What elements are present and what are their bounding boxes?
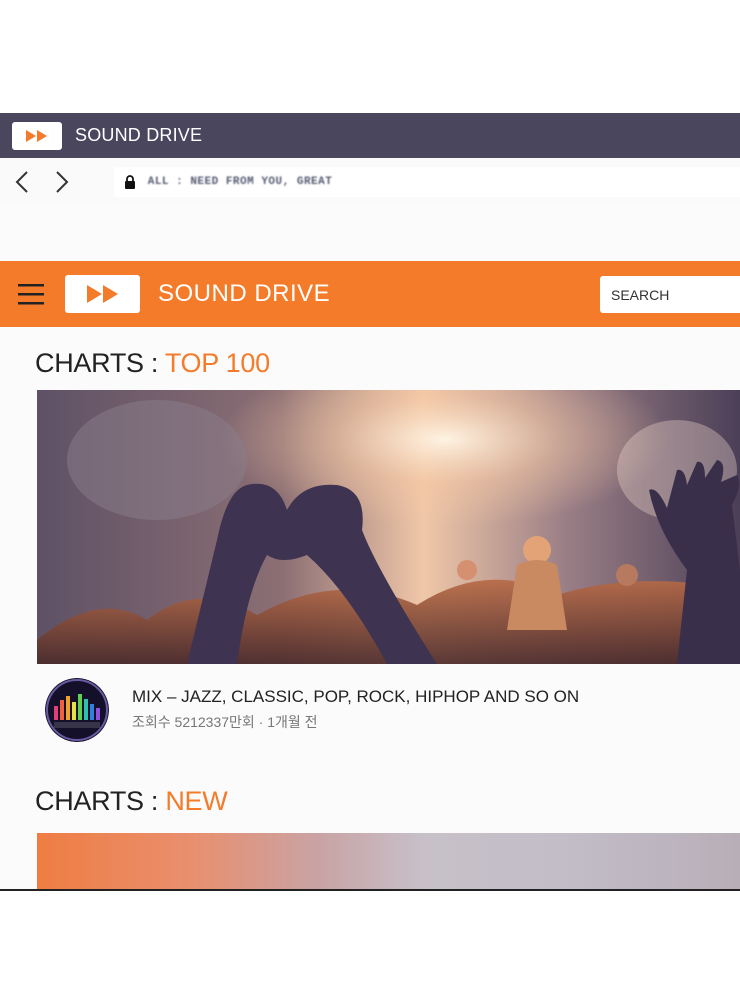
site-name: SOUND DRIVE	[158, 280, 331, 307]
section-highlight: TOP 100	[164, 348, 270, 378]
video-title[interactable]: MIX – JAZZ, CLASSIC, POP, ROCK, HIPHOP A…	[132, 687, 579, 707]
app-window: SOUND DRIVE ALL : NEED FROM YOU, GREAT S…	[0, 113, 740, 891]
back-button[interactable]	[10, 170, 34, 194]
section-title-top100: CHARTS : TOP 100	[35, 348, 270, 379]
fast-forward-icon	[86, 285, 118, 303]
search-input[interactable]	[600, 276, 740, 313]
section-prefix: CHARTS :	[35, 786, 166, 816]
hamburger-icon[interactable]	[17, 282, 47, 306]
browser-nav-bar: ALL : NEED FROM YOU, GREAT	[0, 158, 740, 206]
section-highlight: NEW	[165, 786, 228, 816]
channel-avatar[interactable]	[45, 678, 109, 742]
equalizer-icon	[45, 678, 109, 742]
section-title-new: CHARTS : NEW	[35, 786, 228, 817]
lock-icon	[124, 175, 135, 189]
video-stats: 조회수 5212337만회 · 1개월 전	[132, 714, 318, 730]
forward-button[interactable]	[50, 170, 74, 194]
address-url: ALL : NEED FROM YOU, GREAT	[147, 176, 333, 188]
video-thumbnail[interactable]	[37, 390, 740, 664]
site-logo[interactable]	[65, 275, 140, 313]
chevron-right-icon	[56, 171, 69, 193]
app-logo	[12, 121, 62, 150]
address-bar[interactable]: ALL : NEED FROM YOU, GREAT	[113, 167, 740, 197]
section-prefix: CHARTS :	[35, 348, 165, 378]
chevron-left-icon	[15, 171, 28, 193]
browser-title: SOUND DRIVE	[75, 125, 203, 145]
video-meta: MIX – JAZZ, CLASSIC, POP, ROCK, HIPHOP A…	[45, 678, 735, 742]
browser-title-bar: SOUND DRIVE	[0, 113, 740, 158]
site-header: SOUND DRIVE	[0, 261, 740, 327]
concert-image	[37, 390, 740, 664]
new-video-thumbnail[interactable]	[37, 833, 740, 889]
fast-forward-icon	[26, 129, 47, 142]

What this task involves — In the records, copy the stretch from the line containing "280, 331, 307]" through the line containing "170, 34, 194]", replacing "back-button" with "return-button" and leaving everything else unchanged.

Answer to this problem —
site-name: SOUND DRIVE	[158, 280, 331, 307]
section-highlight: TOP 100	[164, 348, 270, 378]
video-title[interactable]: MIX – JAZZ, CLASSIC, POP, ROCK, HIPHOP A…	[132, 687, 579, 707]
app-window: SOUND DRIVE ALL : NEED FROM YOU, GREAT S…	[0, 113, 740, 891]
return-button[interactable]	[10, 170, 34, 194]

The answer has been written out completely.